Every record below should be written out exactly; pictures stay out.
======== Data supplied ========
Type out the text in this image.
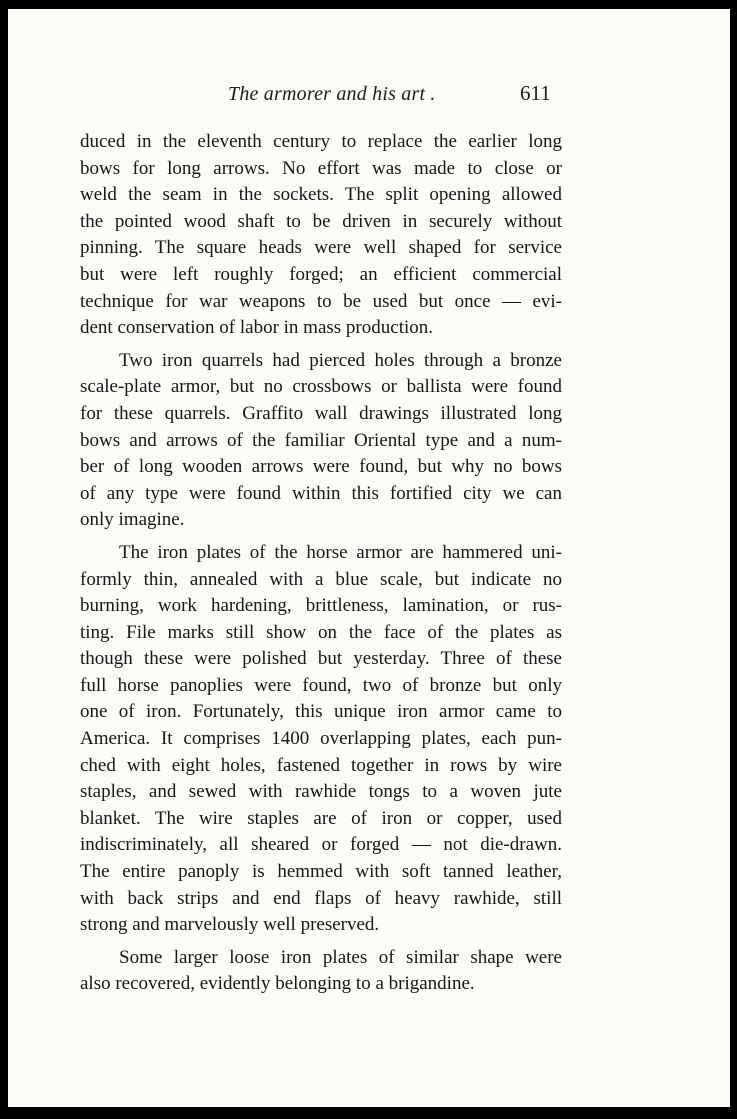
The armorer and his art .	611

duced in the eleventh century to replace the earlier long
bows for long arrows. No effort was made to close or
weld the seam in the sockets. The split opening allowed
the pointed wood shaft to be driven in securely without
pinning. The square heads were well shaped for service
but were left roughly forged; an efficient commercial
technique for war weapons to be used but once — evi-
dent conservation of labor in mass production.

Two iron quarrels had pierced holes through a bronze
scale-plate armor, but no crossbows or ballista were found
for these quarrels. Graffito wall drawings illustrated long
bows and arrows of the familiar Oriental type and a num-
ber of long wooden arrows were found, but why no bows
of any type were found within this fortified city we can
only imagine.

The iron plates of the horse armor are hammered uni-
formly thin, annealed with a blue scale, but indicate no
burning, work hardening, brittleness, lamination, or rus-
ting. File marks still show on the face of the plates as
though these were polished but yesterday. Three of these
full horse panoplies were found, two of bronze but only
one of iron. Fortunately, this unique iron armor came to
America. It comprises 1400 overlapping plates, each pun-
ched with eight holes, fastened together in rows by wire
staples, and sewed with rawhide tongs to a woven jute
blanket. The wire staples are of iron or copper, used
indiscriminately, all sheared or forged — not die-drawn.
The entire panoply is hemmed with soft tanned leather,
with back strips and end flaps of heavy rawhide, still
strong and marvelously well preserved.

Some larger loose iron plates of similar shape were
also recovered, evidently belonging to a brigandine.
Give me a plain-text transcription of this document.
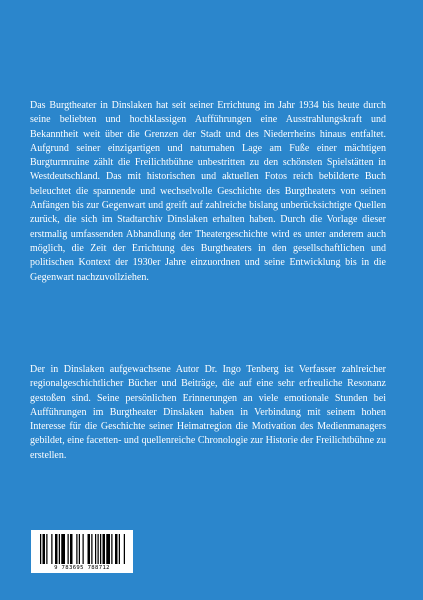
Das Burgtheater in Dinslaken hat seit seiner Errichtung im Jahr 1934 bis heute durch seine beliebten und hochklassigen Aufführungen eine Ausstrahlungskraft und Bekanntheit weit über die Grenzen der Stadt und des Niederrheins hinaus entfaltet. Aufgrund seiner einzigartigen und naturnahen Lage am Fuße einer mächtigen Burgturmruine zählt die Freilichtbühne unbestritten zu den schönsten Spielstätten in Westdeutschland. Das mit historischen und aktuellen Fotos reich bebilderte Buch beleuchtet die spannende und wechselvolle Geschichte des Burgtheaters von seinen Anfängen bis zur Gegenwart und greift auf zahlreiche bislang unberücksichtigte Quellen zurück, die sich im Stadtarchiv Dinslaken erhalten haben. Durch die Vorlage dieser erstmalig umfassenden Abhandlung der Theatergeschichte wird es unter anderem auch möglich, die Zeit der Errichtung des Burgtheaters in den gesellschaftlichen und politischen Kontext der 1930er Jahre einzuordnen und seine Entwicklung bis in die Gegenwart nachzuvollziehen.
Der in Dinslaken aufgewachsene Autor Dr. Ingo Tenberg ist Verfasser zahlreicher regionalgeschichtlicher Bücher und Beiträge, die auf eine sehr erfreuliche Resonanz gestoßen sind. Seine persönlichen Erinnerungen an viele emotionale Stunden bei Aufführungen im Burgtheater Dinslaken haben in Verbindung mit seinem hohen Interesse für die Geschichte seiner Heimatregion die Motivation des Medienmanagers gebildet, eine facetten- und quellenreiche Chronologie zur Historie der Freilichtbühne zu erstellen.
9 783695 788712
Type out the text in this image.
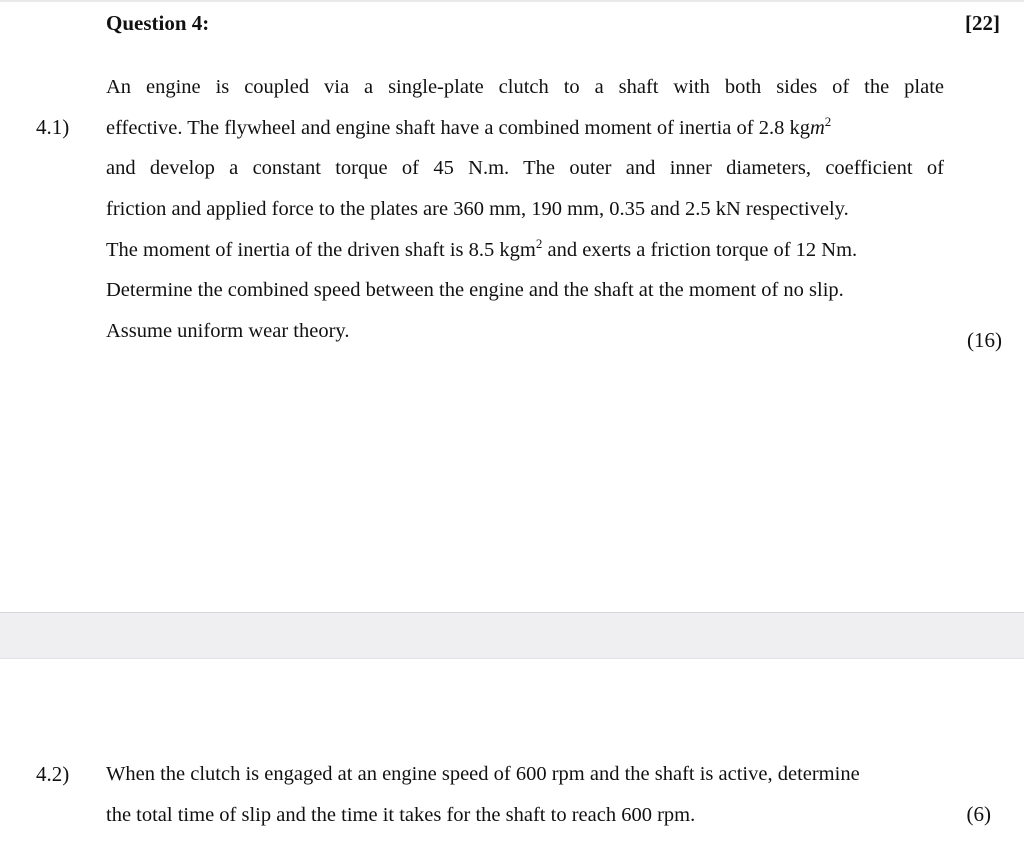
Question 4:	[22]
4.1)
An engine is coupled via a single-plate clutch to a shaft with both sides of the plate
effective. The flywheel and engine shaft have a combined moment of inertia of 2.8 kgm$^2$
and develop a constant torque of 45 N.m. The outer and inner diameters, coefficient of
friction and applied force to the plates are 360 mm, 190 mm, 0.35 and 2.5 kN respectively.
The moment of inertia of the driven shaft is 8.5 kgm$^2$ and exerts a friction torque of 12 Nm.
Determine the combined speed between the engine and the shaft at the moment of no slip.
Assume uniform wear theory.	(16)
4.2) When the clutch is engaged at an engine speed of 600 rpm and the shaft is active, determine
the total time of slip and the time it takes for the shaft to reach 600 rpm.	(6)
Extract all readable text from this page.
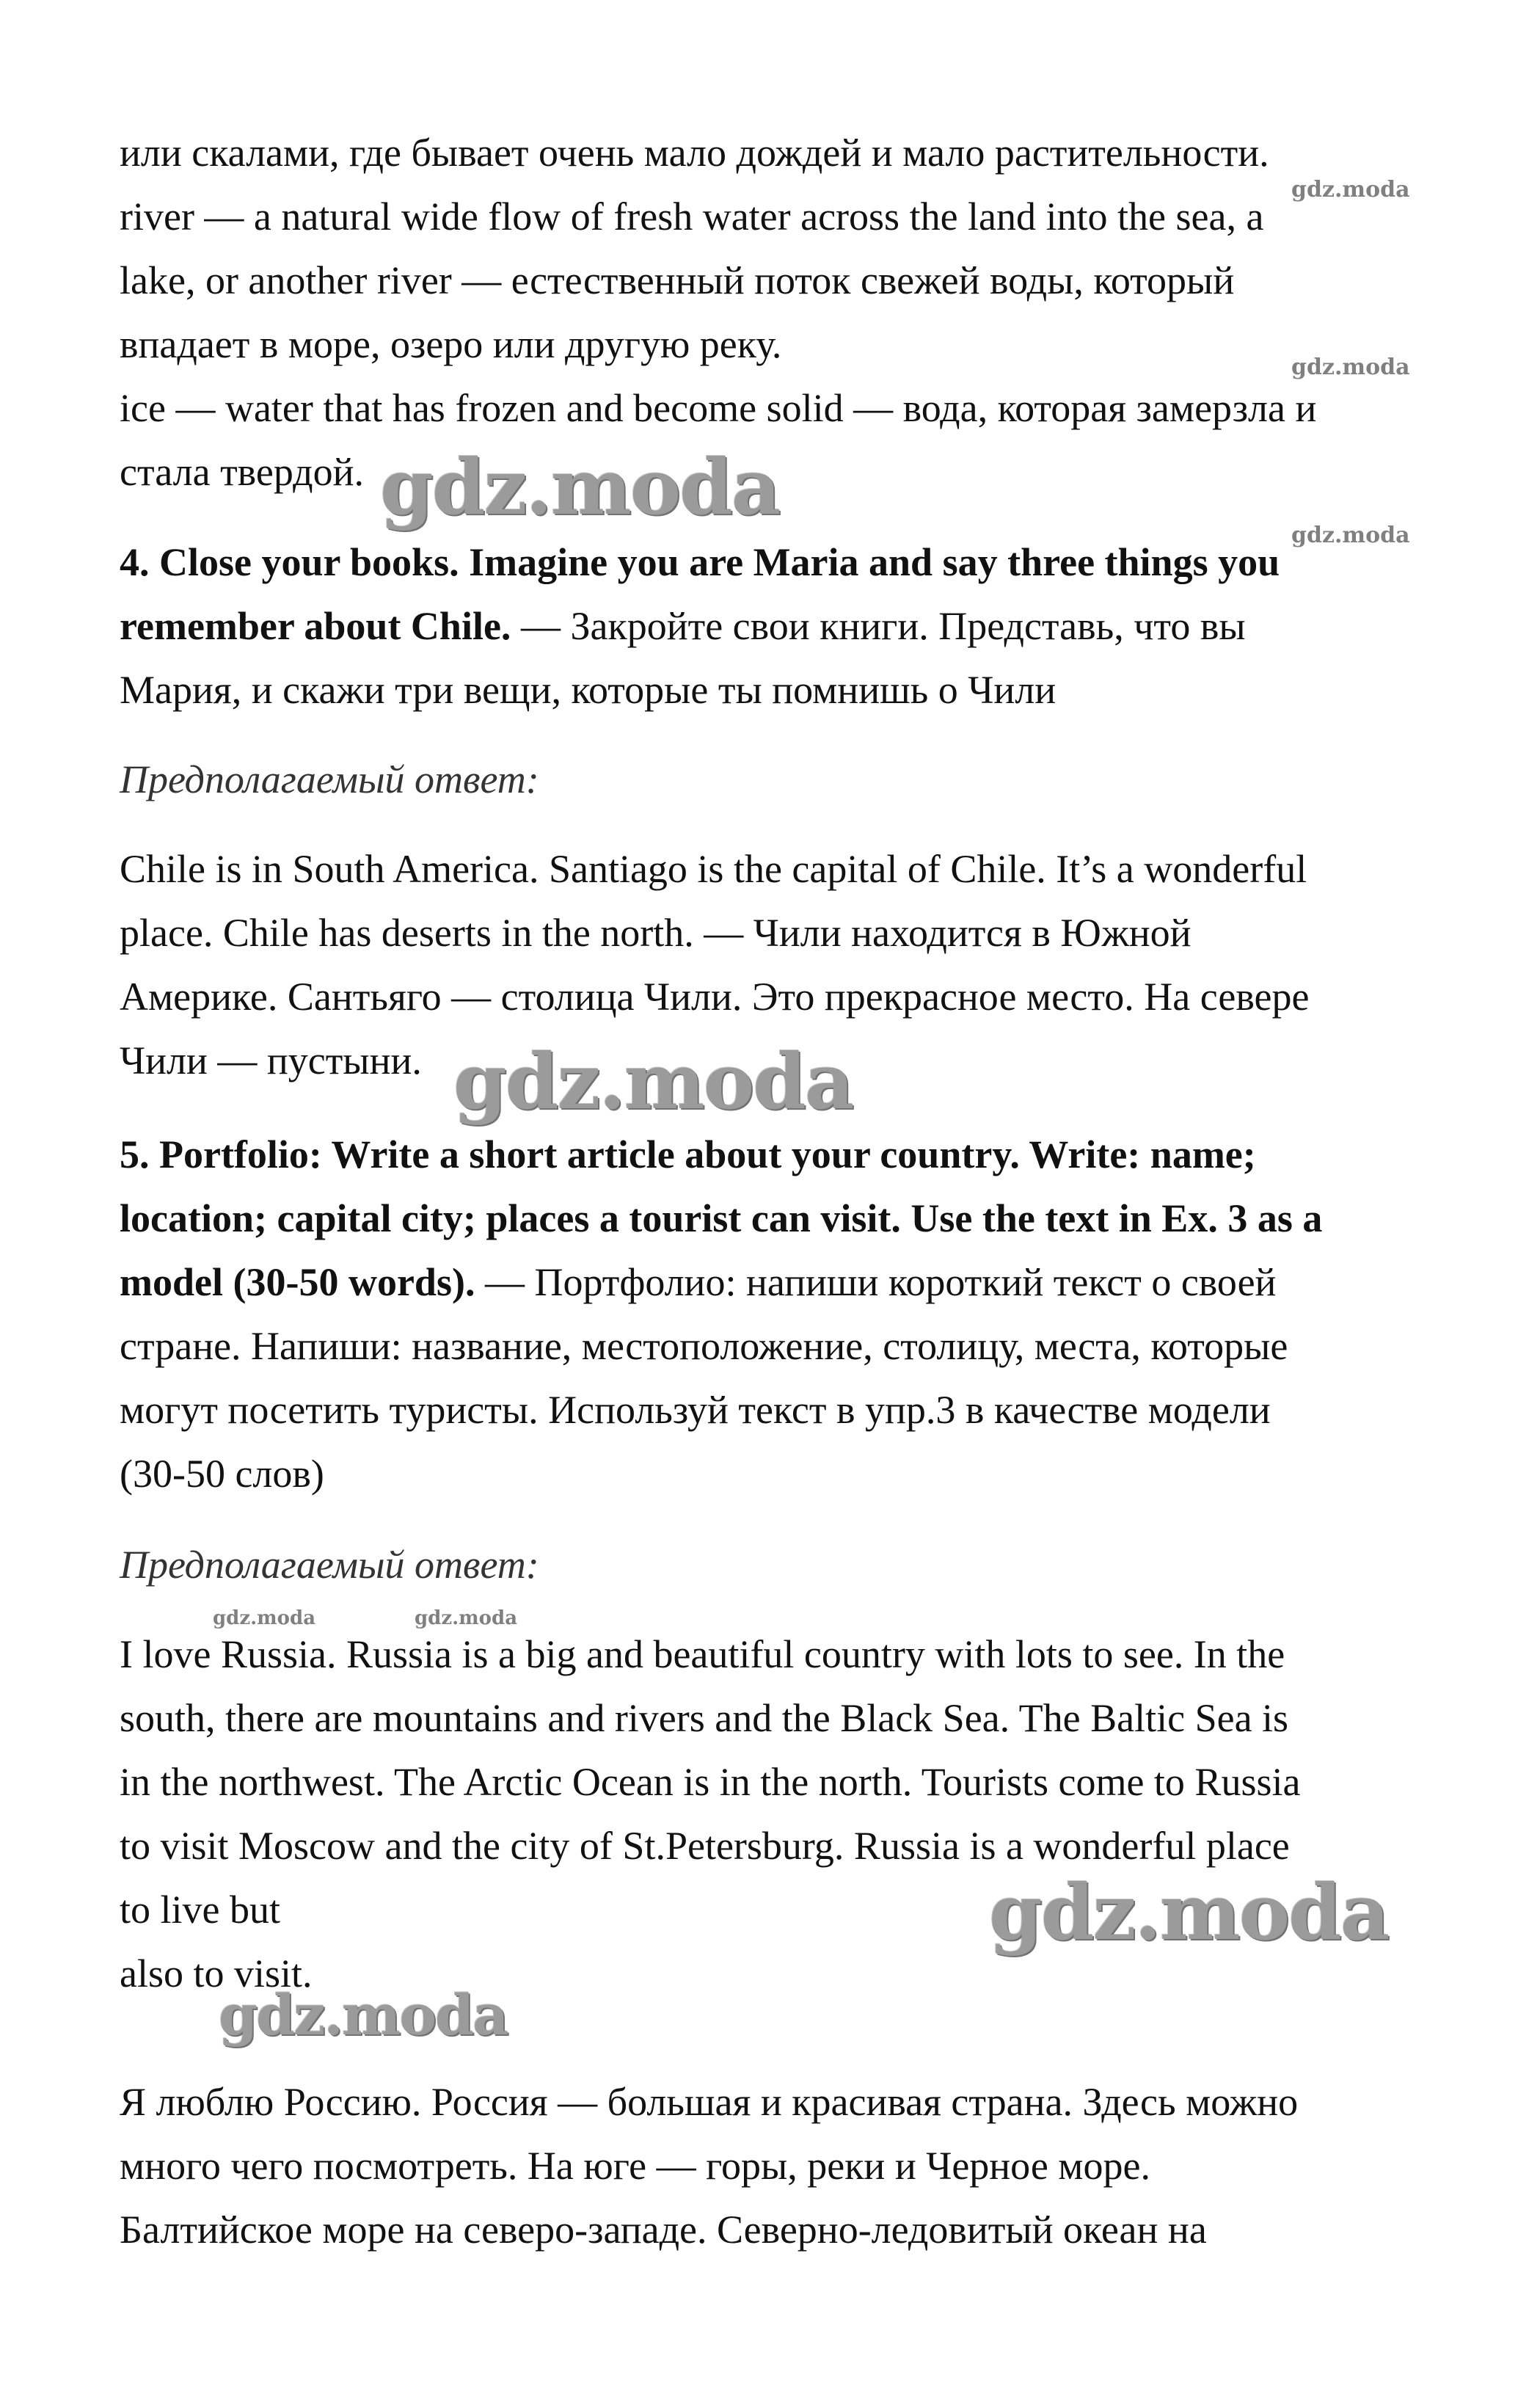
или скалами, где бывает очень мало дождей и мало растительности.
river — a natural wide flow of fresh water across the land into the sea, a
lake, or another river — естественный поток свежей воды, который
впадает в море, озеро или другую реку.
ice — water that has frozen and become solid — вода, которая замерзла и
стала твердой.
4. Close your books. Imagine you are Maria and say three things you
remember about Chile. — Закройте свои книги. Представь, что вы
Мария, и скажи три вещи, которые ты помнишь о Чили
Предполагаемый ответ:
Chile is in South America. Santiago is the capital of Chile. It’s a wonderful
place. Chile has deserts in the north. — Чили находится в Южной
Америке. Сантьяго — столица Чили. Это прекрасное место. На севере
Чили — пустыни.
5. Portfolio: Write a short article about your country. Write: name;
location; capital city; places a tourist can visit. Use the text in Ex. 3 as a
model (30-50 words). — Портфолио: напиши короткий текст о своей
стране. Напиши: название, местоположение, столицу, места, которые
могут посетить туристы. Используй текст в упр.3 в качестве модели
(30-50 слов)
Предполагаемый ответ:
I love Russia. Russia is a big and beautiful country with lots to see. In the
south, there are mountains and rivers and the Black Sea. The Baltic Sea is
in the northwest. The Arctic Ocean is in the north. Tourists come to Russia
to visit Moscow and the city of St.Petersburg. Russia is a wonderful place
to live but
also to visit.
Я люблю Россию. Россия — большая и красивая страна. Здесь можно
много чего посмотреть. На юге — горы, реки и Черное море.
Балтийское море на северо-западе. Северно-ледовитый океан на
gdz.moda
gdz.moda
gdz.moda
gdz.moda
gdz.moda
gdz.moda
gdz.moda
gdz.moda	gdz.moda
========
The answer:
Type out the text in this image.
The armorer and his art .	611

duced in the eleventh century to replace the earlier long
bows for long arrows. No effort was made to close or
weld the seam in the sockets. The split opening allowed
the pointed wood shaft to be driven in securely without
pinning. The square heads were well shaped for service
but were left roughly forged; an efficient commercial
technique for war weapons to be used but once — evi-
dent conservation of labor in mass production.

Two iron quarrels had pierced holes through a bronze
scale-plate armor, but no crossbows or ballista were found
for these quarrels. Graffito wall drawings illustrated long
bows and arrows of the familiar Oriental type and a num-
ber of long wooden arrows were found, but why no bows
of any type were found within this fortified city we can
only imagine.

The iron plates of the horse armor are hammered uni-
formly thin, annealed with a blue scale, but indicate no
burning, work hardening, brittleness, lamination, or rus-
ting. File marks still show on the face of the plates as
though these were polished but yesterday. Three of these
full horse panoplies were found, two of bronze but only
one of iron. Fortunately, this unique iron armor came to
America. It comprises 1400 overlapping plates, each pun-
ched with eight holes, fastened together in rows by wire
staples, and sewed with rawhide tongs to a woven jute
blanket. The wire staples are of iron or copper, used
indiscriminately, all sheared or forged — not die-drawn.
The entire panoply is hemmed with soft tanned leather,
with back strips and end flaps of heavy rawhide, still
strong and marvelously well preserved.

Some larger loose iron plates of similar shape were
also recovered, evidently belonging to a brigandine.
Give me a plain-text transcription of this document.
Das Burgtheater in Dinslaken hat seit seiner Errichtung im Jahr 1934 bis heute durch seine beliebten und hochklassigen Aufführungen eine Ausstrahlungskraft und Bekanntheit weit über die Grenzen der Stadt und des Niederrheins hinaus entfaltet. Aufgrund seiner einzigartigen und naturnahen Lage am Fuße einer mächtigen Burgturmruine zählt die Freilichtbühne unbestritten zu den schönsten Spielstätten in Westdeutschland. Das mit historischen und aktuellen Fotos reich bebilderte Buch beleuchtet die spannende und wechselvolle Geschichte des Burgtheaters von seinen Anfängen bis zur Gegenwart und greift auf zahlreiche bislang unberücksichtigte Quellen zurück, die sich im Stadtarchiv Dinslaken erhalten haben. Durch die Vorlage dieser erstmalig umfassenden Abhandlung der Theatergeschichte wird es unter anderem auch möglich, die Zeit der Errichtung des Burgtheaters in den gesellschaftlichen und politischen Kontext der 1930er Jahre einzuordnen und seine Entwicklung bis in die Gegenwart nachzuvollziehen.
Der in Dinslaken aufgewachsene Autor Dr. Ingo Tenberg ist Verfasser zahlreicher regionalgeschichtlicher Bücher und Beiträge, die auf eine sehr erfreuliche Resonanz gestoßen sind. Seine persönlichen Erinnerungen an viele emotionale Stunden bei Aufführungen im Burgtheater Dinslaken haben in Verbindung mit seinem hohen Interesse für die Geschichte seiner Heimatregion die Motivation des Medienmanagers gebildet, eine facetten- und quellenreiche Chronologie zur Historie der Freilichtbühne zu erstellen.
9 783695 788712
Type out the text in this image.
Question 4:	[22]
4.1)
An engine is coupled via a single-plate clutch to a shaft with both sides of the plate
effective. The flywheel and engine shaft have a combined moment of inertia of 2.8 kgm$^2$
and develop a constant torque of 45 N.m. The outer and inner diameters, coefficient of
friction and applied force to the plates are 360 mm, 190 mm, 0.35 and 2.5 kN respectively.
The moment of inertia of the driven shaft is 8.5 kgm$^2$ and exerts a friction torque of 12 Nm.
Determine the combined speed between the engine and the shaft at the moment of no slip.
Assume uniform wear theory.	(16)
4.2) When the clutch is engaged at an engine speed of 600 rpm and the shaft is active, determine
the total time of slip and the time it takes for the shaft to reach 600 rpm.	(6)
Extract all readable text from this page.
или скалами, где бывает очень мало дождей и мало растительности.
river — a natural wide flow of fresh water across the land into the sea, a
lake, or another river — естественный поток свежей воды, который
впадает в море, озеро или другую реку.
ice — water that has frozen and become solid — вода, которая замерзла и
стала твердой.
4. Close your books. Imagine you are Maria and say three things you
remember about Chile. — Закройте свои книги. Представь, что вы
Мария, и скажи три вещи, которые ты помнишь о Чили
Предполагаемый ответ:
Chile is in South America. Santiago is the capital of Chile. It’s a wonderful
place. Chile has deserts in the north. — Чили находится в Южной
Америке. Сантьяго — столица Чили. Это прекрасное место. На севере
Чили — пустыни.
5. Portfolio: Write a short article about your country. Write: name;
location; capital city; places a tourist can visit. Use the text in Ex. 3 as a
model (30-50 words). — Портфолио: напиши короткий текст о своей
стране. Напиши: название, местоположение, столицу, места, которые
могут посетить туристы. Используй текст в упр.3 в качестве модели
(30-50 слов)
Предполагаемый ответ:
I love Russia. Russia is a big and beautiful country with lots to see. In the
south, there are mountains and rivers and the Black Sea. The Baltic Sea is
in the northwest. The Arctic Ocean is in the north. Tourists come to Russia
to visit Moscow and the city of St.Petersburg. Russia is a wonderful place
to live but
also to visit.
Я люблю Россию. Россия — большая и красивая страна. Здесь можно
много чего посмотреть. На юге — горы, реки и Черное море.
Балтийское море на северо-западе. Северно-ледовитый океан на
gdz.moda
gdz.moda
gdz.moda
gdz.moda
gdz.moda
gdz.moda
gdz.moda
gdz.moda	gdz.moda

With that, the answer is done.